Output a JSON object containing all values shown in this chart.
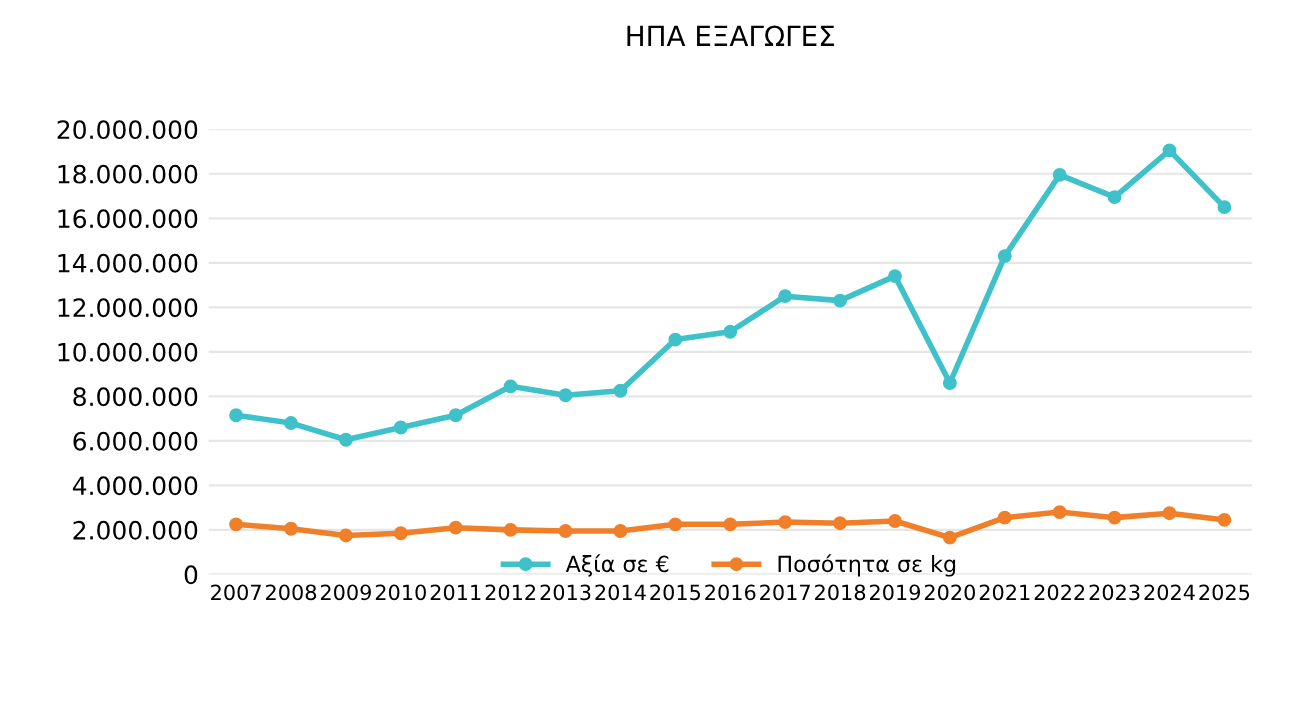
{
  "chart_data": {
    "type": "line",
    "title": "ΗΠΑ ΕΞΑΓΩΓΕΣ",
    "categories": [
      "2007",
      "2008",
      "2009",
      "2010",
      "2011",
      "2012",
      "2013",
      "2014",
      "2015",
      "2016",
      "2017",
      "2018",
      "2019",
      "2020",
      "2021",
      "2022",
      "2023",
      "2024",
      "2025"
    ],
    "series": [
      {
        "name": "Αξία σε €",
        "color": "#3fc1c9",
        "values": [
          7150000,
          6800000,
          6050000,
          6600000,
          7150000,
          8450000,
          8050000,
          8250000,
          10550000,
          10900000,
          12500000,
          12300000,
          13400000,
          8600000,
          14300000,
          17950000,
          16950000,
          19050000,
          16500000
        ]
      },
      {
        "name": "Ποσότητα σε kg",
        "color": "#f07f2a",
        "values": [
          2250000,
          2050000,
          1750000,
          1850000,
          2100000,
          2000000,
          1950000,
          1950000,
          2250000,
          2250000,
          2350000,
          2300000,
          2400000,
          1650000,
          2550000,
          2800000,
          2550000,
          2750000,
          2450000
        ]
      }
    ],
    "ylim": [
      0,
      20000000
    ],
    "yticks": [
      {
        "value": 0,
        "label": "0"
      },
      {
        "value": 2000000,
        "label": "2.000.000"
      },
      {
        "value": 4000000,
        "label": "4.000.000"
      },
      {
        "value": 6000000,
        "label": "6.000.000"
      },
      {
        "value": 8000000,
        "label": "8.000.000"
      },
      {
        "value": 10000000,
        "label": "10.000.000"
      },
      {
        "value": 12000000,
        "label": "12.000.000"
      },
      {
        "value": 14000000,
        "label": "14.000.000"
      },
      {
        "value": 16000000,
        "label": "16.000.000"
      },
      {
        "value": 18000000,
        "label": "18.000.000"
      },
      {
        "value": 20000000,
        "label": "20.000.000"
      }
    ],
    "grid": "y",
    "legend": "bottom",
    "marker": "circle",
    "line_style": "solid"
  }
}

::::::

**AIM OF THE TASK:** Omit every picture while copying the listing above exactly.

**TASK RESULT:**
Output a JSON object containing all values shown in this chart.
{
  "chart_data": {
    "type": "line",
    "title": "ΗΠΑ ΕΞΑΓΩΓΕΣ",
    "categories": [
      "2007",
      "2008",
      "2009",
      "2010",
      "2011",
      "2012",
      "2013",
      "2014",
      "2015",
      "2016",
      "2017",
      "2018",
      "2019",
      "2020",
      "2021",
      "2022",
      "2023",
      "2024",
      "2025"
    ],
    "series": [
      {
        "name": "Αξία σε €",
        "color": "#3fc1c9",
        "values": [
          7150000,
          6800000,
          6050000,
          6600000,
          7150000,
          8450000,
          8050000,
          8250000,
          10550000,
          10900000,
          12500000,
          12300000,
          13400000,
          8600000,
          14300000,
          17950000,
          16950000,
          19050000,
          16500000
        ]
      },
      {
        "name": "Ποσότητα σε kg",
        "color": "#f07f2a",
        "values": [
          2250000,
          2050000,
          1750000,
          1850000,
          2100000,
          2000000,
          1950000,
          1950000,
          2250000,
          2250000,
          2350000,
          2300000,
          2400000,
          1650000,
          2550000,
          2800000,
          2550000,
          2750000,
          2450000
        ]
      }
    ],
    "ylim": [
      0,
      20000000
    ],
    "yticks": [
      {
        "value": 0,
        "label": "0"
      },
      {
        "value": 2000000,
        "label": "2.000.000"
      },
      {
        "value": 4000000,
        "label": "4.000.000"
      },
      {
        "value": 6000000,
        "label": "6.000.000"
      },
      {
        "value": 8000000,
        "label": "8.000.000"
      },
      {
        "value": 10000000,
        "label": "10.000.000"
      },
      {
        "value": 12000000,
        "label": "12.000.000"
      },
      {
        "value": 14000000,
        "label": "14.000.000"
      },
      {
        "value": 16000000,
        "label": "16.000.000"
      },
      {
        "value": 18000000,
        "label": "18.000.000"
      },
      {
        "value": 20000000,
        "label": "20.000.000"
      }
    ],
    "grid": "y",
    "legend": "bottom",
    "marker": "circle",
    "line_style": "solid"
  }
}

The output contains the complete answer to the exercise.